The Isle de Jean Charles in southern Louisiana was once a thriving 22,400-acre homeland of the Isle de Jean Charles Tribe1 (In 2022, officially renamed the Jean Charles Choctaw Nationbut our home has been diminished to a 320-acre skeleton of what it was due to the environmental impacts of regional development and fossil fuel resource extraction activities. Tribal leadership has long-pursued mitigation efforts and avenues from the local to state to federal to international governance levels to protect our Tribe in-place and save our ancestral homelands. However, after being cut out of federal hurricane protection infrastructure two-decades ago, our Tribal Council had to make the difficult decision that to sustain our community and culture, the only choice left was to pursue Tribal resettlement, to restore our whole community, preserve our culture and place, and provide a safe and viable place for our Tribal citizens to continue to thrive for generations to come. In 2016, in large part as a result of our contributions to Louisiana’s application to the National Disaster Resilience Competition, the U.S. Department of Housing and Urban Development awarded the state of Louisiana $48.3 million to assist with our Tribe’s resettlement. After three-years of negotiations between the Tribal Council and the state of Louisiana’s Office of Community Development, our Tribe’s plans – for which the state received funding – were no longer honored, and our rights to sovereignty and self-determination ignored.

-*-

▶ What the task asks
Answer these from the Isle de Jean Charles excerpt above:
(a) How many acres did the homeland once cover, and how many acres remain?
(b) In 2016, which agency awarded the state of Louisiana money for the Tribe's resettlement, and how much?
(c) How long did negotiations between the Tribal Council and the state's Office of Community Development last?

-*-

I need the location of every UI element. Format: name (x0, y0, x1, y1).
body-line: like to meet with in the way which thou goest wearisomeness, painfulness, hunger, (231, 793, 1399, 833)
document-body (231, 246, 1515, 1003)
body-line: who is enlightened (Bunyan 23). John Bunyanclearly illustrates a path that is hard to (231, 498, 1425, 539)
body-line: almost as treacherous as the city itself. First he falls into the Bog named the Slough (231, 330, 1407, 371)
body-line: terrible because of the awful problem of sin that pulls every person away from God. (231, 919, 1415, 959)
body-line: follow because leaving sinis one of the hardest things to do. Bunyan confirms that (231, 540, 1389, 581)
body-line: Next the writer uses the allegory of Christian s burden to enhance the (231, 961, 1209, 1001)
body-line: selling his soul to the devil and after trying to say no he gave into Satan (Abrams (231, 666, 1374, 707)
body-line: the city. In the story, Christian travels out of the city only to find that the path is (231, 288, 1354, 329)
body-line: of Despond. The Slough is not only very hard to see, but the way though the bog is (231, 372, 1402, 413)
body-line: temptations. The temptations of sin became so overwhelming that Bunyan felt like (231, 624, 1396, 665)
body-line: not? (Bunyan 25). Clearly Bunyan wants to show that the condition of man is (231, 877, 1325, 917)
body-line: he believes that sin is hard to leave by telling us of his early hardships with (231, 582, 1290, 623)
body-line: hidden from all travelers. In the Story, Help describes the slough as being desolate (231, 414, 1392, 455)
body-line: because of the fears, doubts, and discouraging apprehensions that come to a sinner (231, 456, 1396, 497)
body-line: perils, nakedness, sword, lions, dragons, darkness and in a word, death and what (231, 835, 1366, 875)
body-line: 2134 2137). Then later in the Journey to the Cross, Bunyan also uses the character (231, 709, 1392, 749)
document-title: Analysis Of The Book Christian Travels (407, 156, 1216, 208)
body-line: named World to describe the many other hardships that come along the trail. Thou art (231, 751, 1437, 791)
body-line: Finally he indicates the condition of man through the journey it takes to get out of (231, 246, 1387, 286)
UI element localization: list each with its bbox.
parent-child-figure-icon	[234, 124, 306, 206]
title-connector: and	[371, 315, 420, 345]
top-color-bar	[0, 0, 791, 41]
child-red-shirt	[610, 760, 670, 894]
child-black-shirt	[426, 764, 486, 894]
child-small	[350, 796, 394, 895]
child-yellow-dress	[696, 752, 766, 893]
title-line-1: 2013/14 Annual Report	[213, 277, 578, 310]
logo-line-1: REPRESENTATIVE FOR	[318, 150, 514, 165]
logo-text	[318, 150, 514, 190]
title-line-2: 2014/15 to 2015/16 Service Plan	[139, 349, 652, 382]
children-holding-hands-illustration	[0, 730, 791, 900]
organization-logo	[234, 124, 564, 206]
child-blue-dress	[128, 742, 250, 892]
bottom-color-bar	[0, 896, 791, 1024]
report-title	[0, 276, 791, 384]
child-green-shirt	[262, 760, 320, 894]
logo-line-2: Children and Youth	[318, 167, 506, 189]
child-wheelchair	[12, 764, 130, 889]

-*-

▶ Solution to the problem
(a) It once covered 22,400 acres, and 320 acres remain.
(b) The U.S. Department of Housing and Urban Development awarded $48.3 million.
(c) Three years.